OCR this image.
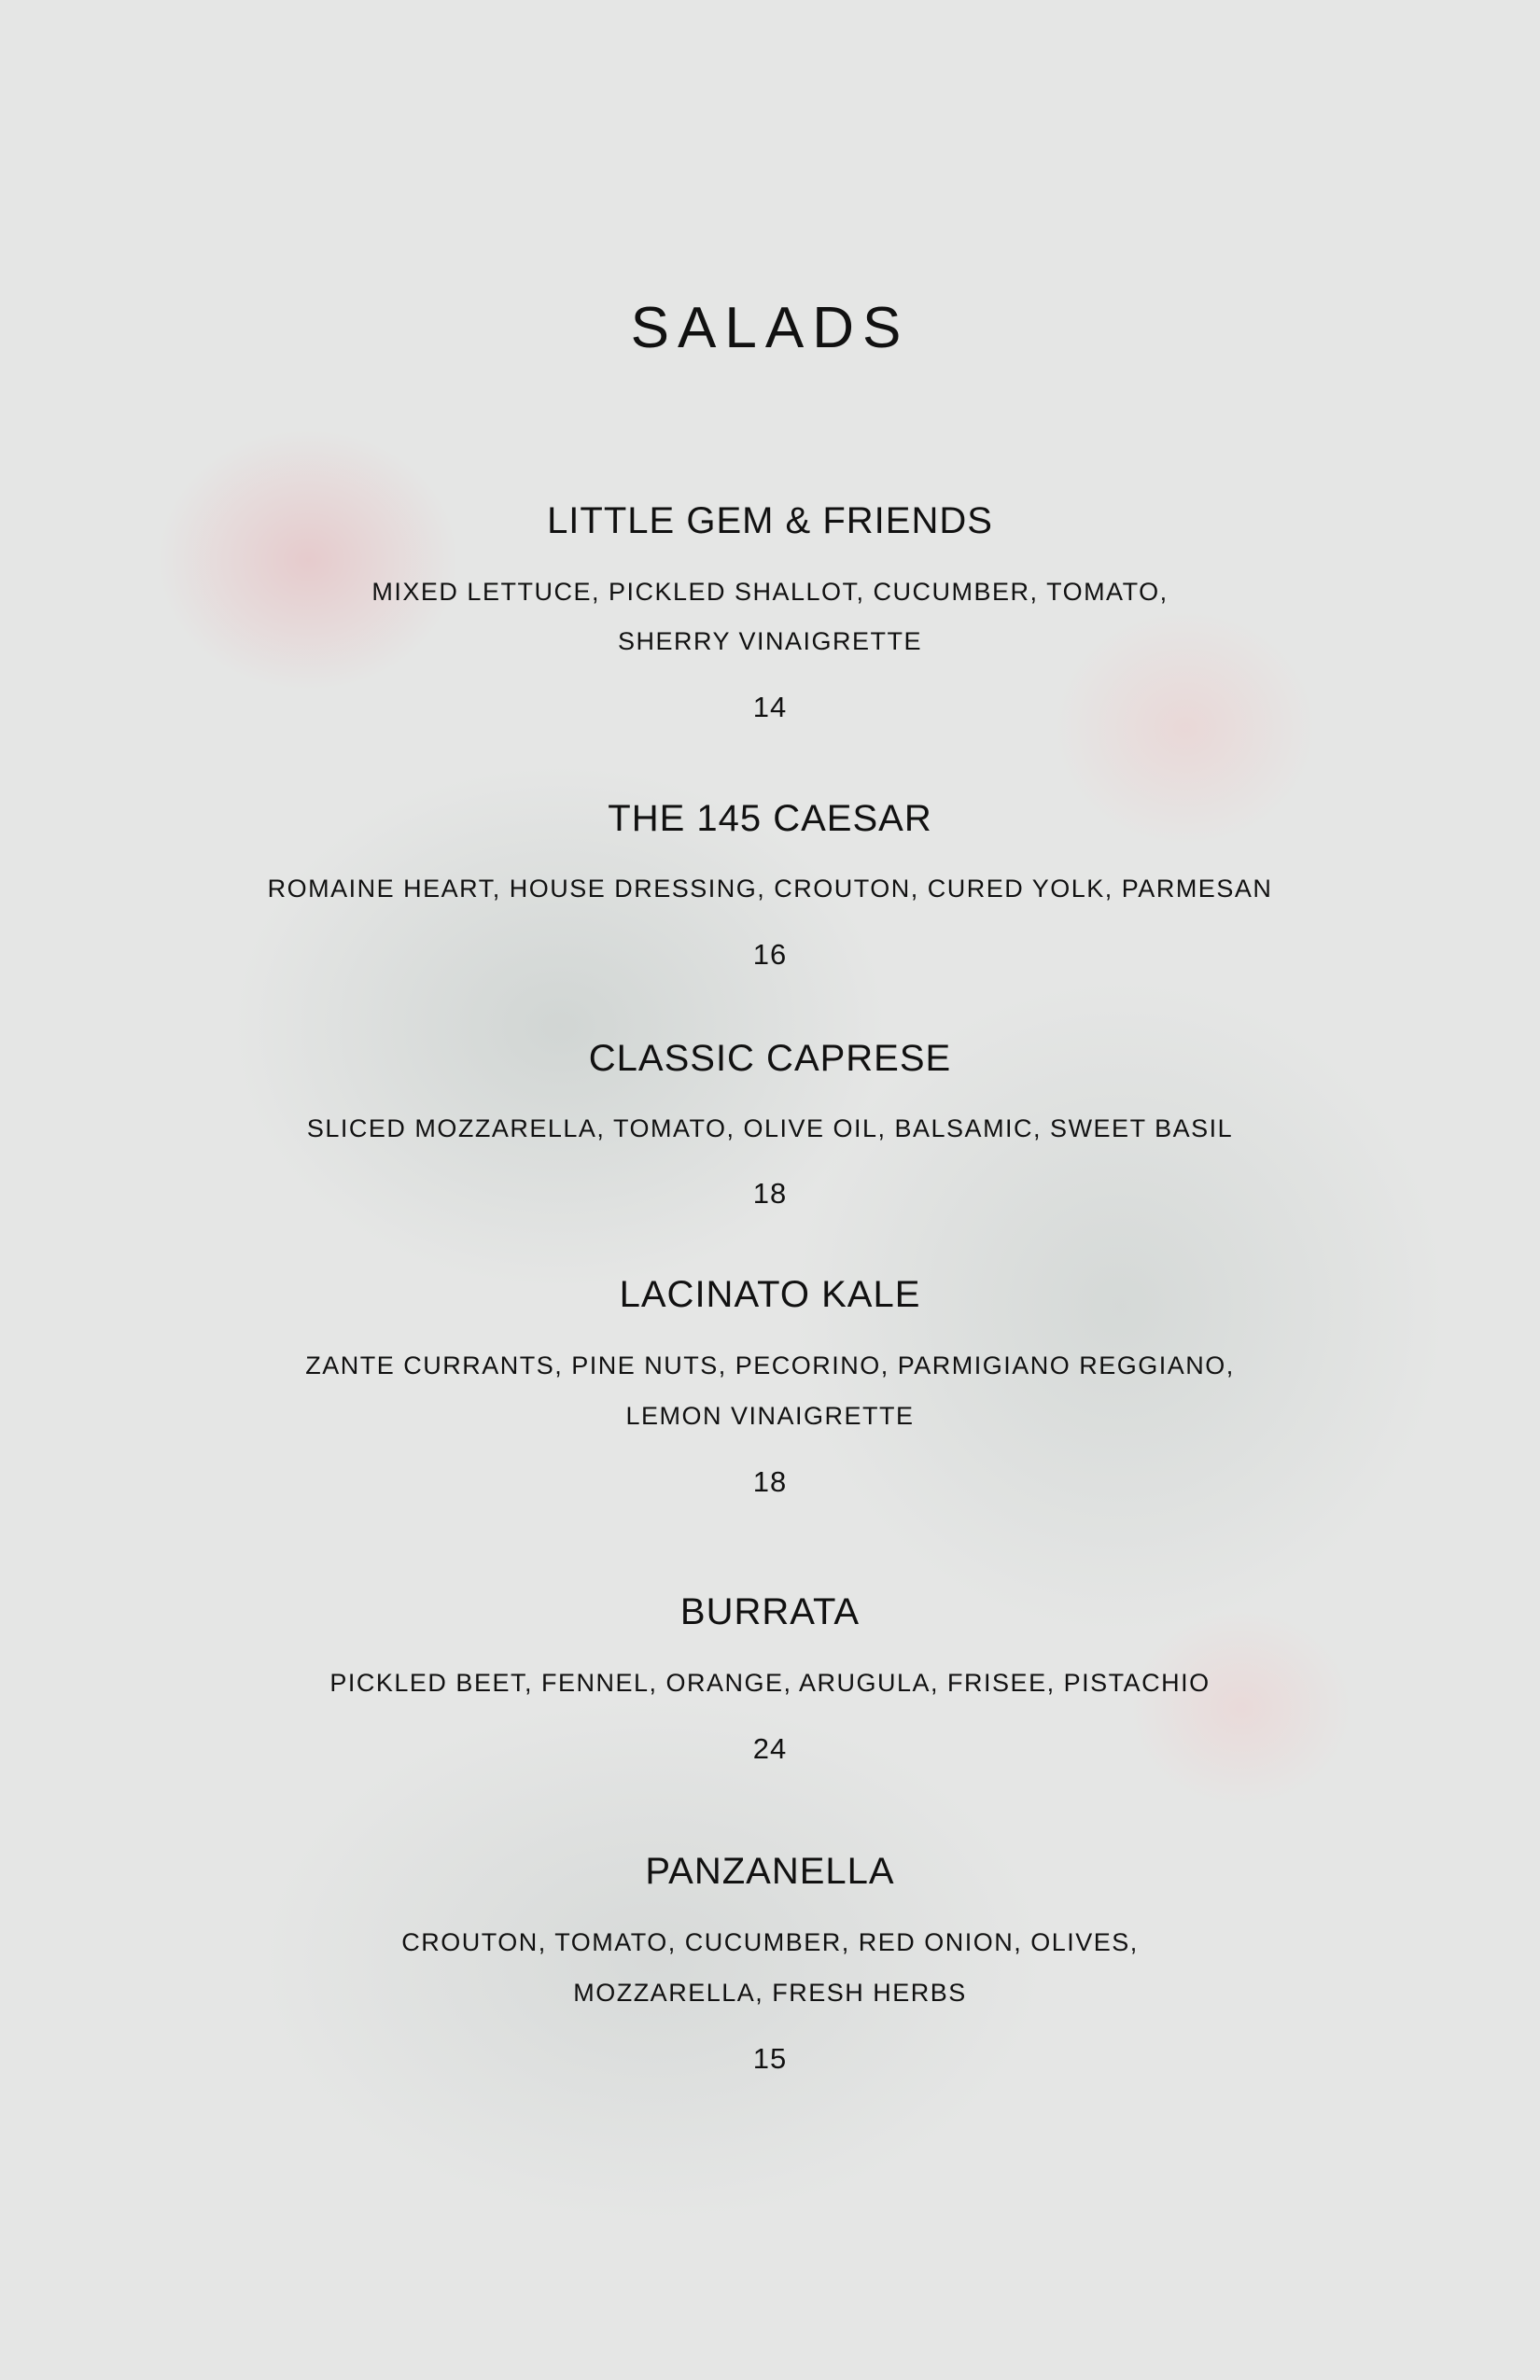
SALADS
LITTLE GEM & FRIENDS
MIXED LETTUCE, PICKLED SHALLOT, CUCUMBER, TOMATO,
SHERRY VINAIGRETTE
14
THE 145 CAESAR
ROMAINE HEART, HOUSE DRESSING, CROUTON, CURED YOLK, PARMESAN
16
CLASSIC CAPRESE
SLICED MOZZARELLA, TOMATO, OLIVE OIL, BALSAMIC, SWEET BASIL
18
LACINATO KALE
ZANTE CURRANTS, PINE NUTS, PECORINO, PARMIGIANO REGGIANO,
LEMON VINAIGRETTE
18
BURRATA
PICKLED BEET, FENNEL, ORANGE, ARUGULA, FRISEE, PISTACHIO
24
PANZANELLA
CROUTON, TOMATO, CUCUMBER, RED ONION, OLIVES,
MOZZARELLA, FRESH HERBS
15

********************

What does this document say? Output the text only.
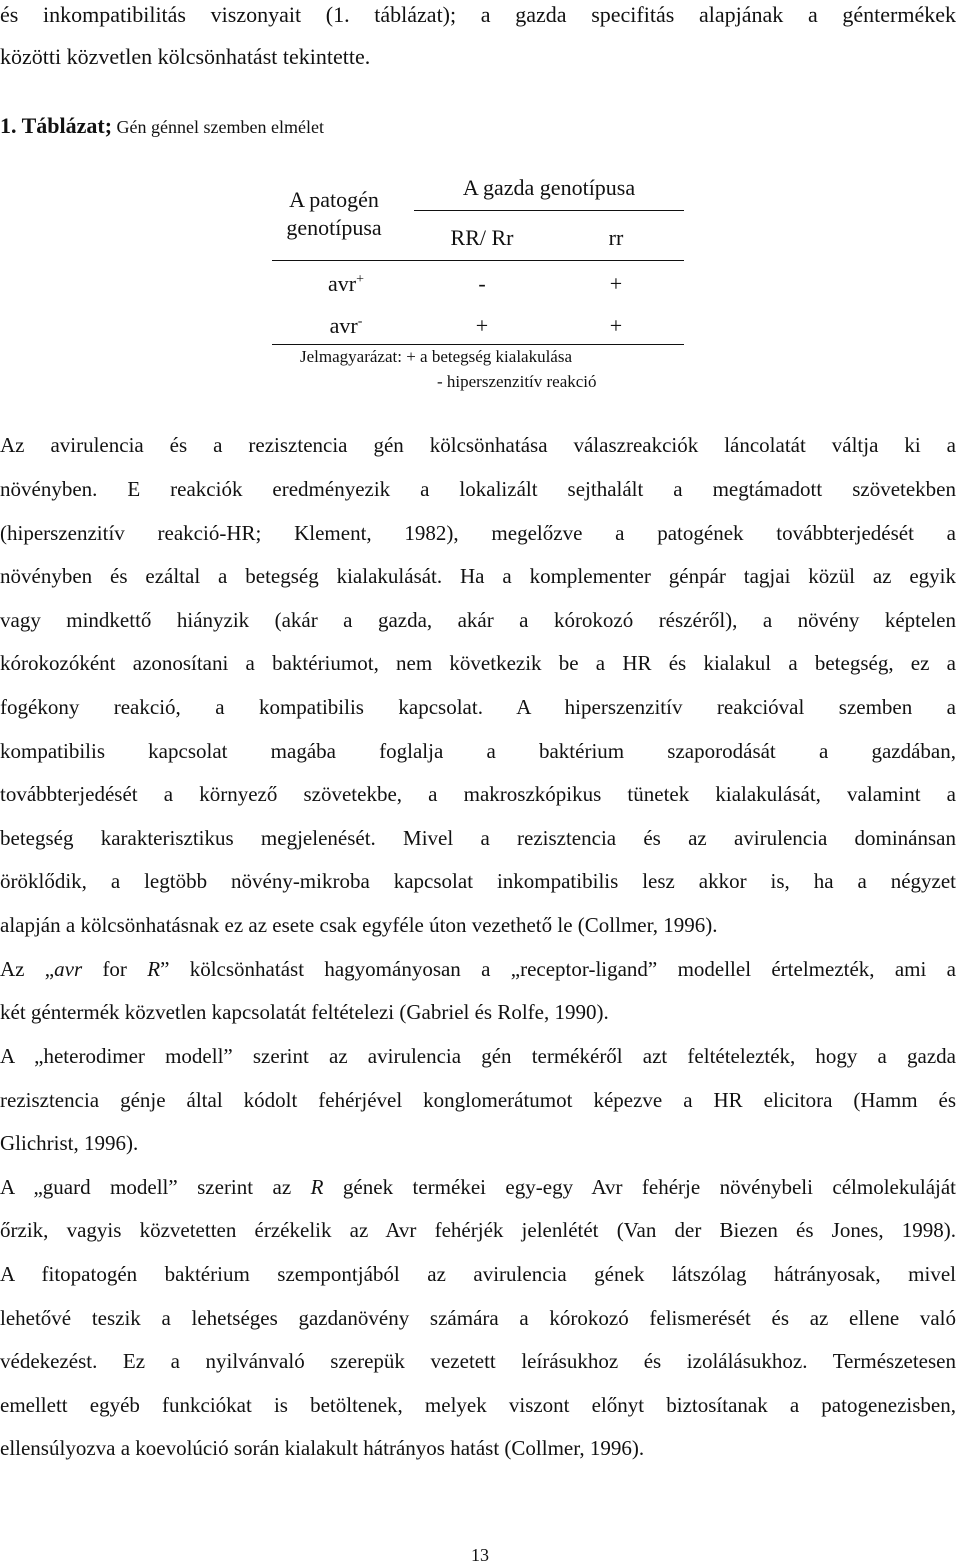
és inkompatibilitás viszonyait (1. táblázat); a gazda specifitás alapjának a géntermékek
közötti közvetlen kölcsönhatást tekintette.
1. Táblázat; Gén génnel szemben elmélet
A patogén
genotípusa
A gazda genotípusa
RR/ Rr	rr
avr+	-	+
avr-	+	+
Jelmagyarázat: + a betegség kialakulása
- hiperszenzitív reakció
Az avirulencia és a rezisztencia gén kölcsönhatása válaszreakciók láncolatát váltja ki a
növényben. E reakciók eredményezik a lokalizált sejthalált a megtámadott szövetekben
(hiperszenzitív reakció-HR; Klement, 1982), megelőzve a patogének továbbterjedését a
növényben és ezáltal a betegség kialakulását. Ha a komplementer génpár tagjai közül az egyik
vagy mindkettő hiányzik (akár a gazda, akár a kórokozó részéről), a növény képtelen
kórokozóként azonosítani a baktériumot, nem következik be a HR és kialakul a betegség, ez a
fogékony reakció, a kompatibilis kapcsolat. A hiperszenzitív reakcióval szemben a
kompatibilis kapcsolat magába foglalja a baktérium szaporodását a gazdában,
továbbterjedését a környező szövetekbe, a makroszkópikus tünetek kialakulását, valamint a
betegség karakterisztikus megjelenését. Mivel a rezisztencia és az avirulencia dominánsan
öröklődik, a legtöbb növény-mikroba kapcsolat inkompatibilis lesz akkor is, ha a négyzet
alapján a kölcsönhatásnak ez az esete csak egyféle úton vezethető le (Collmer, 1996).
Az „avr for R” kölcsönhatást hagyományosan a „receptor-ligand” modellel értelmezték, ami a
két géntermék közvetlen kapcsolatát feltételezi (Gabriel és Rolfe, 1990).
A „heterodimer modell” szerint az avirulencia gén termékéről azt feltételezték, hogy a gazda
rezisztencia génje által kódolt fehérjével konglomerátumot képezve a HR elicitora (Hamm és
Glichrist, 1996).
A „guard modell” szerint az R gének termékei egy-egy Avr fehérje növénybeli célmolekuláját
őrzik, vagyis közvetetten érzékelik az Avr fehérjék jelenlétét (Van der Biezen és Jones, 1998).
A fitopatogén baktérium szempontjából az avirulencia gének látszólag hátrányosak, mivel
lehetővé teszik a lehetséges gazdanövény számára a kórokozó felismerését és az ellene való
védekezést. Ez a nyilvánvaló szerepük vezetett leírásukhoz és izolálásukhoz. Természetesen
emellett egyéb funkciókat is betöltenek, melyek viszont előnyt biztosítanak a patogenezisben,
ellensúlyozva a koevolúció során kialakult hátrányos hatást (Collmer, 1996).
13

********************

§ PROBLEM REQUIREMENTS: Lines that include the word "Collmer" — how many are there in the data? Answer with the number alone.

§ RESULT: 2